Collected data

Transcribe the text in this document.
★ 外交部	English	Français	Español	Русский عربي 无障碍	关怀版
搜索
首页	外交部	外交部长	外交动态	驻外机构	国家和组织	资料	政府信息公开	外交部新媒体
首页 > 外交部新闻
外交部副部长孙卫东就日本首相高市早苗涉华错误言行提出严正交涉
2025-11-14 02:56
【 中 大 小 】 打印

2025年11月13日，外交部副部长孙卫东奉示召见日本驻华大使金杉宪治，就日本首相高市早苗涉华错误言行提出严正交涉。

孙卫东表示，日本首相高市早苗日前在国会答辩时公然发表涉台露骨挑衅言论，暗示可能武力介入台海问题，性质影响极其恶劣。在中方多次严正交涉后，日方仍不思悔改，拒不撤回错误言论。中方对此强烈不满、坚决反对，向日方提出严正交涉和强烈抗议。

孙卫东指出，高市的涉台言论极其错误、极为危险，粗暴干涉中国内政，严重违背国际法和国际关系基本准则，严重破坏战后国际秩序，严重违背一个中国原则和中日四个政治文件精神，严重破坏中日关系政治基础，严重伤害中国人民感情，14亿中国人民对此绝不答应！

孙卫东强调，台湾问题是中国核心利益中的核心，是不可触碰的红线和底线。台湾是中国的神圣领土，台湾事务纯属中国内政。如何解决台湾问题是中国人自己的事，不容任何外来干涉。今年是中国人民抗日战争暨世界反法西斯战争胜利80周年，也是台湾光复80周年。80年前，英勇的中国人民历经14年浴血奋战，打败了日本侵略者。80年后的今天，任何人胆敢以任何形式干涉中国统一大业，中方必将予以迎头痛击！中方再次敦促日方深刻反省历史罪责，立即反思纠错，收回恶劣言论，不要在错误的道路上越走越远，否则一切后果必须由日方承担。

*What is being asked:*
Output the listing above word for word.

*Response to this task:*
Transcribe the text in this document.
★ 外交部	English	Français	Español	Русский عربي 无障碍	关怀版
搜索
首页	外交部	外交部长	外交动态	驻外机构	国家和组织	资料	政府信息公开	外交部新媒体
首页 > 外交部新闻
外交部副部长孙卫东就日本首相高市早苗涉华错误言行提出严正交涉
2025-11-14 02:56
【 中 大 小 】 打印

2025年11月13日，外交部副部长孙卫东奉示召见日本驻华大使金杉宪治，就日本首相高市早苗涉华错误言行提出严正交涉。

孙卫东表示，日本首相高市早苗日前在国会答辩时公然发表涉台露骨挑衅言论，暗示可能武力介入台海问题，性质影响极其恶劣。在中方多次严正交涉后，日方仍不思悔改，拒不撤回错误言论。中方对此强烈不满、坚决反对，向日方提出严正交涉和强烈抗议。

孙卫东指出，高市的涉台言论极其错误、极为危险，粗暴干涉中国内政，严重违背国际法和国际关系基本准则，严重破坏战后国际秩序，严重违背一个中国原则和中日四个政治文件精神，严重破坏中日关系政治基础，严重伤害中国人民感情，14亿中国人民对此绝不答应！

孙卫东强调，台湾问题是中国核心利益中的核心，是不可触碰的红线和底线。台湾是中国的神圣领土，台湾事务纯属中国内政。如何解决台湾问题是中国人自己的事，不容任何外来干涉。今年是中国人民抗日战争暨世界反法西斯战争胜利80周年，也是台湾光复80周年。80年前，英勇的中国人民历经14年浴血奋战，打败了日本侵略者。80年后的今天，任何人胆敢以任何形式干涉中国统一大业，中方必将予以迎头痛击！中方再次敦促日方深刻反省历史罪责，立即反思纠错，收回恶劣言论，不要在错误的道路上越走越远，否则一切后果必须由日方承担。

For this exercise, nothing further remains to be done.